» **What you will do**:
Transcribe all the data below exactly, leaving its pictures out.

********

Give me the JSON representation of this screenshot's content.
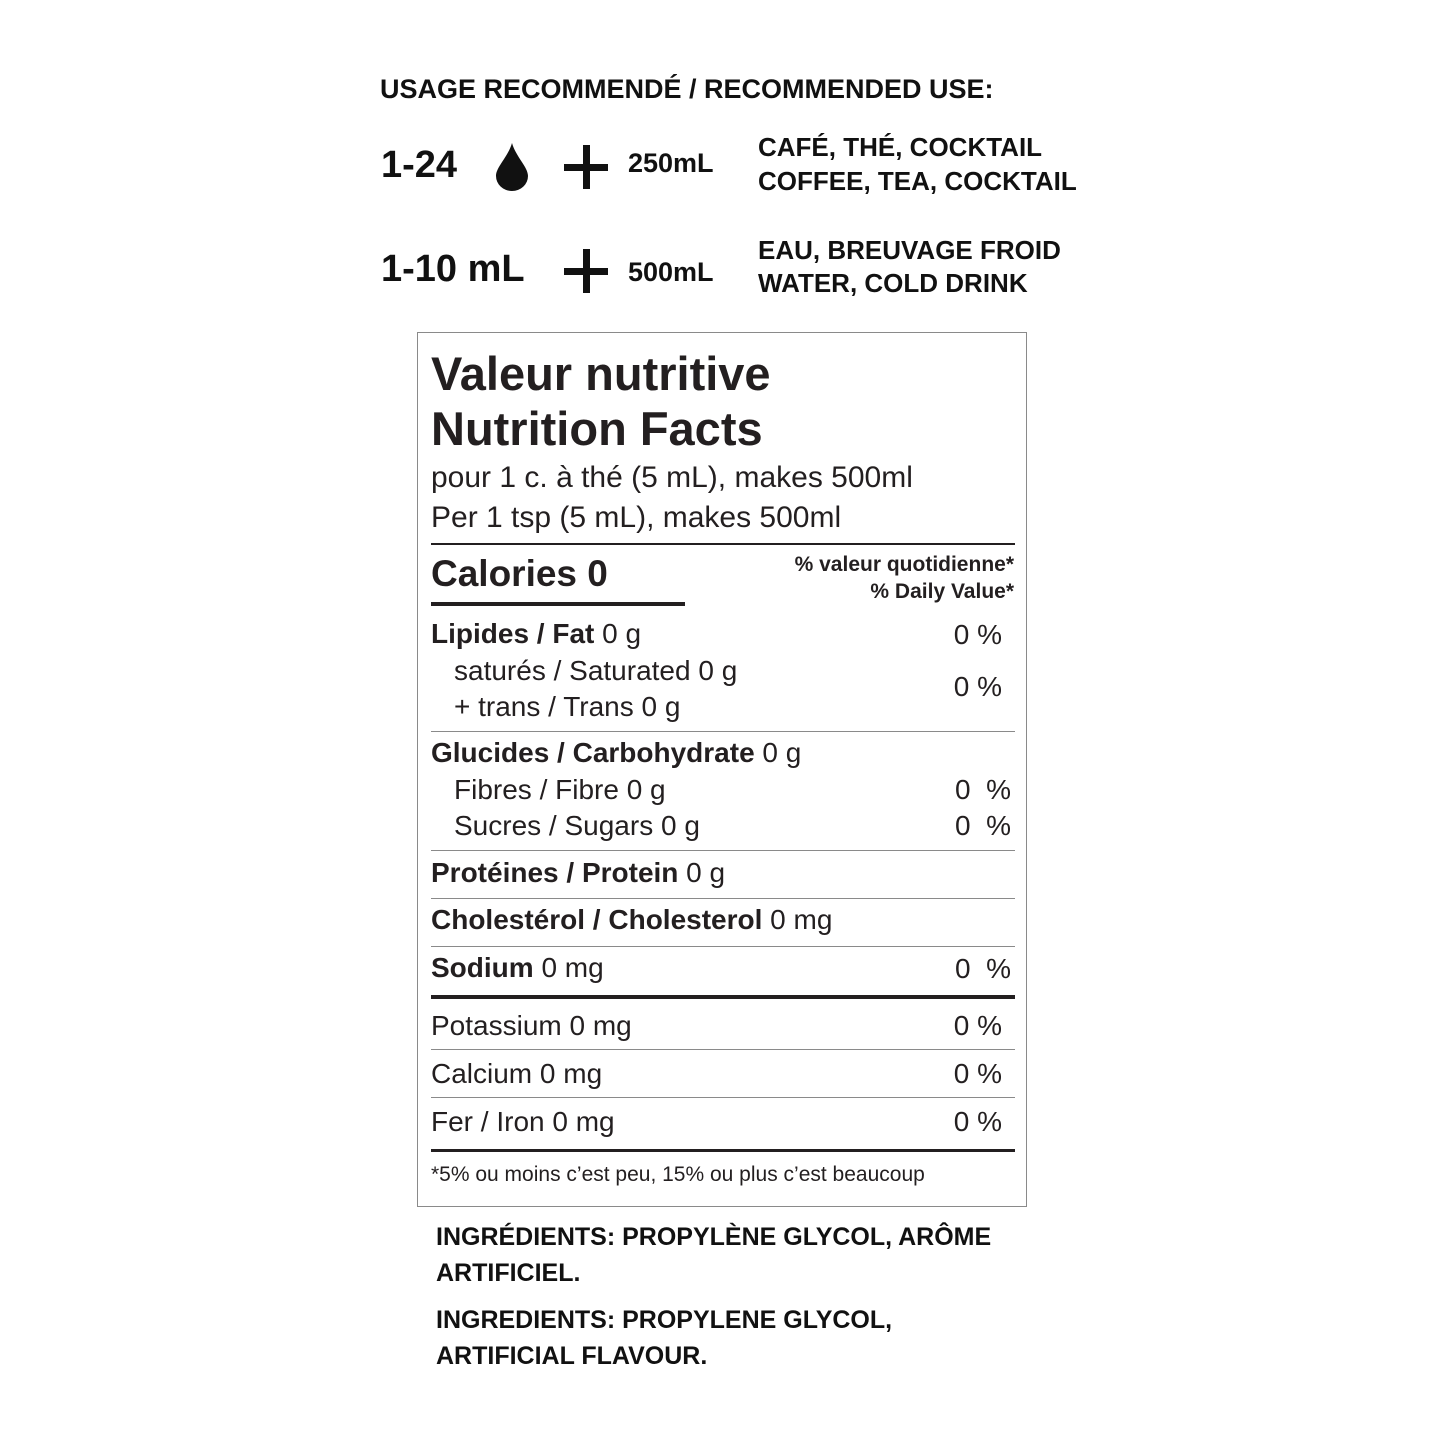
{
  "usage": {
    "heading": "USAGE RECOMMENDÉ / RECOMMENDED USE:",
    "rows": [
      {
        "amount": "1-24",
        "icon": "drop-icon",
        "volume": "250mL",
        "uses_fr": "CAFÉ, THÉ, COCKTAIL",
        "uses_en": "COFFEE, TEA, COCKTAIL"
      },
      {
        "amount": "1-10 mL",
        "volume": "500mL",
        "uses_fr": "EAU, BREUVAGE FROID",
        "uses_en": "WATER, COLD DRINK"
      }
    ]
  },
  "nutrition": {
    "title_fr": "Valeur nutritive",
    "title_en": "Nutrition Facts",
    "serving_fr": "pour 1 c. à thé (5 mL), makes 500ml",
    "serving_en": "Per 1 tsp (5 mL), makes 500ml",
    "calories": "Calories 0",
    "dv_fr": "% valeur quotidienne*",
    "dv_en": "% Daily Value*",
    "fat": {
      "label": "Lipides / Fat",
      "amount": " 0 g",
      "dv": "0 %"
    },
    "saturated": "saturés / Saturated 0 g",
    "trans": "+ trans / Trans 0 g",
    "sat_trans_dv": "0 %",
    "carb": {
      "label": "Glucides / Carbohydrate",
      "amount": " 0 g"
    },
    "fibre": {
      "label": "Fibres / Fibre 0 g",
      "dv": "0  %"
    },
    "sugars": {
      "label": "Sucres / Sugars 0 g",
      "dv": "0  %"
    },
    "protein": {
      "label": "Protéines / Protein",
      "amount": " 0 g"
    },
    "cholesterol": {
      "label": "Cholestérol / Cholesterol",
      "amount": " 0 mg"
    },
    "sodium": {
      "label": "Sodium",
      "amount": " 0 mg",
      "dv": "0  %"
    },
    "potassium": {
      "label": "Potassium 0 mg",
      "dv": "0 %"
    },
    "calcium": {
      "label": "Calcium 0 mg",
      "dv": "0 %"
    },
    "iron": {
      "label": "Fer / Iron 0 mg",
      "dv": "0 %"
    },
    "footnote": "*5% ou moins c’est peu, 15% ou plus c’est beaucoup"
  },
  "ingredients": {
    "fr_line1": "INGRÉDIENTS: PROPYLÈNE GLYCOL, ARÔME",
    "fr_line2": "ARTIFICIEL.",
    "en_line1": "INGREDIENTS: PROPYLENE GLYCOL,",
    "en_line2": "ARTIFICIAL FLAVOUR."
  }
}
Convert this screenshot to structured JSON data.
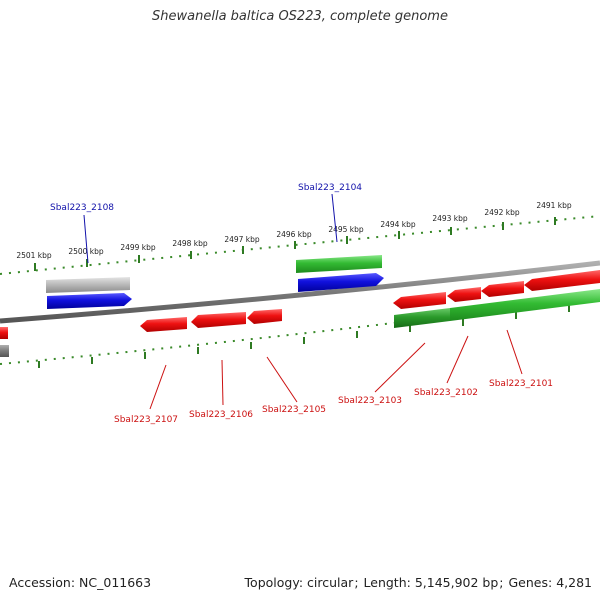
{
  "title": "Shewanella baltica OS223, complete genome",
  "footer": {
    "accession_label": "Accession:",
    "accession": "NC_011663",
    "topology_label": "Topology:",
    "topology": "circular",
    "length_label": "Length:",
    "length": "5,145,902 bp",
    "genes_label": "Genes:",
    "genes": "4,281"
  },
  "colors": {
    "backbone": "#7a7a7a",
    "tick": "#3a8a2a",
    "blue_gene": "#1111dd",
    "gray_gene": "#bbbbbb",
    "green_gene": "#33bb33",
    "dark_green_gene": "#2a9a2a",
    "red_gene": "#ee1111",
    "red_label": "#cc1111",
    "blue_label": "#1111aa"
  },
  "scale": {
    "labels": [
      "2501 kbp",
      "2500 kbp",
      "2499 kbp",
      "2498 kbp",
      "2497 kbp",
      "2496 kbp",
      "2495 kbp",
      "2494 kbp",
      "2493 kbp",
      "2492 kbp",
      "2491 kbp"
    ]
  },
  "genes_shown": [
    {
      "id": "Sbal223_2108",
      "color": "gray_gene",
      "strand": "top-outer"
    },
    {
      "id": "",
      "color": "blue_gene",
      "strand": "top-inner"
    },
    {
      "id": "Sbal223_2104",
      "color": "green_gene",
      "strand": "top-outer"
    },
    {
      "id": "",
      "color": "blue_gene",
      "strand": "top-inner"
    },
    {
      "id": "Sbal223_2107",
      "color": "red_gene",
      "strand": "bottom"
    },
    {
      "id": "Sbal223_2106",
      "color": "red_gene",
      "strand": "bottom"
    },
    {
      "id": "Sbal223_2105",
      "color": "red_gene",
      "strand": "bottom"
    },
    {
      "id": "Sbal223_2103",
      "color": "dark_green_gene",
      "strand": "bottom"
    },
    {
      "id": "Sbal223_2102",
      "color": "red_gene",
      "strand": "bottom"
    },
    {
      "id": "Sbal223_2101",
      "color": "red_gene",
      "strand": "bottom"
    }
  ]
}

********

» **Response box**:
Give me the JSON representation of this screenshot's content.
{
  "usage": {
    "heading": "USAGE RECOMMENDÉ / RECOMMENDED USE:",
    "rows": [
      {
        "amount": "1-24",
        "icon": "drop-icon",
        "volume": "250mL",
        "uses_fr": "CAFÉ, THÉ, COCKTAIL",
        "uses_en": "COFFEE, TEA, COCKTAIL"
      },
      {
        "amount": "1-10 mL",
        "volume": "500mL",
        "uses_fr": "EAU, BREUVAGE FROID",
        "uses_en": "WATER, COLD DRINK"
      }
    ]
  },
  "nutrition": {
    "title_fr": "Valeur nutritive",
    "title_en": "Nutrition Facts",
    "serving_fr": "pour 1 c. à thé (5 mL), makes 500ml",
    "serving_en": "Per 1 tsp (5 mL), makes 500ml",
    "calories": "Calories 0",
    "dv_fr": "% valeur quotidienne*",
    "dv_en": "% Daily Value*",
    "fat": {
      "label": "Lipides / Fat",
      "amount": " 0 g",
      "dv": "0 %"
    },
    "saturated": "saturés / Saturated 0 g",
    "trans": "+ trans / Trans 0 g",
    "sat_trans_dv": "0 %",
    "carb": {
      "label": "Glucides / Carbohydrate",
      "amount": " 0 g"
    },
    "fibre": {
      "label": "Fibres / Fibre 0 g",
      "dv": "0  %"
    },
    "sugars": {
      "label": "Sucres / Sugars 0 g",
      "dv": "0  %"
    },
    "protein": {
      "label": "Protéines / Protein",
      "amount": " 0 g"
    },
    "cholesterol": {
      "label": "Cholestérol / Cholesterol",
      "amount": " 0 mg"
    },
    "sodium": {
      "label": "Sodium",
      "amount": " 0 mg",
      "dv": "0  %"
    },
    "potassium": {
      "label": "Potassium 0 mg",
      "dv": "0 %"
    },
    "calcium": {
      "label": "Calcium 0 mg",
      "dv": "0 %"
    },
    "iron": {
      "label": "Fer / Iron 0 mg",
      "dv": "0 %"
    },
    "footnote": "*5% ou moins c’est peu, 15% ou plus c’est beaucoup"
  },
  "ingredients": {
    "fr_line1": "INGRÉDIENTS: PROPYLÈNE GLYCOL, ARÔME",
    "fr_line2": "ARTIFICIEL.",
    "en_line1": "INGREDIENTS: PROPYLENE GLYCOL,",
    "en_line2": "ARTIFICIAL FLAVOUR."
  }
}
Convert this screenshot to structured JSON data.
{
  "title": "Shewanella baltica OS223, complete genome",
  "footer": {
    "accession_label": "Accession:",
    "accession": "NC_011663",
    "topology_label": "Topology:",
    "topology": "circular",
    "length_label": "Length:",
    "length": "5,145,902 bp",
    "genes_label": "Genes:",
    "genes": "4,281"
  },
  "colors": {
    "backbone": "#7a7a7a",
    "tick": "#3a8a2a",
    "blue_gene": "#1111dd",
    "gray_gene": "#bbbbbb",
    "green_gene": "#33bb33",
    "dark_green_gene": "#2a9a2a",
    "red_gene": "#ee1111",
    "red_label": "#cc1111",
    "blue_label": "#1111aa"
  },
  "scale": {
    "labels": [
      "2501 kbp",
      "2500 kbp",
      "2499 kbp",
      "2498 kbp",
      "2497 kbp",
      "2496 kbp",
      "2495 kbp",
      "2494 kbp",
      "2493 kbp",
      "2492 kbp",
      "2491 kbp"
    ]
  },
  "genes_shown": [
    {
      "id": "Sbal223_2108",
      "color": "gray_gene",
      "strand": "top-outer"
    },
    {
      "id": "",
      "color": "blue_gene",
      "strand": "top-inner"
    },
    {
      "id": "Sbal223_2104",
      "color": "green_gene",
      "strand": "top-outer"
    },
    {
      "id": "",
      "color": "blue_gene",
      "strand": "top-inner"
    },
    {
      "id": "Sbal223_2107",
      "color": "red_gene",
      "strand": "bottom"
    },
    {
      "id": "Sbal223_2106",
      "color": "red_gene",
      "strand": "bottom"
    },
    {
      "id": "Sbal223_2105",
      "color": "red_gene",
      "strand": "bottom"
    },
    {
      "id": "Sbal223_2103",
      "color": "dark_green_gene",
      "strand": "bottom"
    },
    {
      "id": "Sbal223_2102",
      "color": "red_gene",
      "strand": "bottom"
    },
    {
      "id": "Sbal223_2101",
      "color": "red_gene",
      "strand": "bottom"
    }
  ]
}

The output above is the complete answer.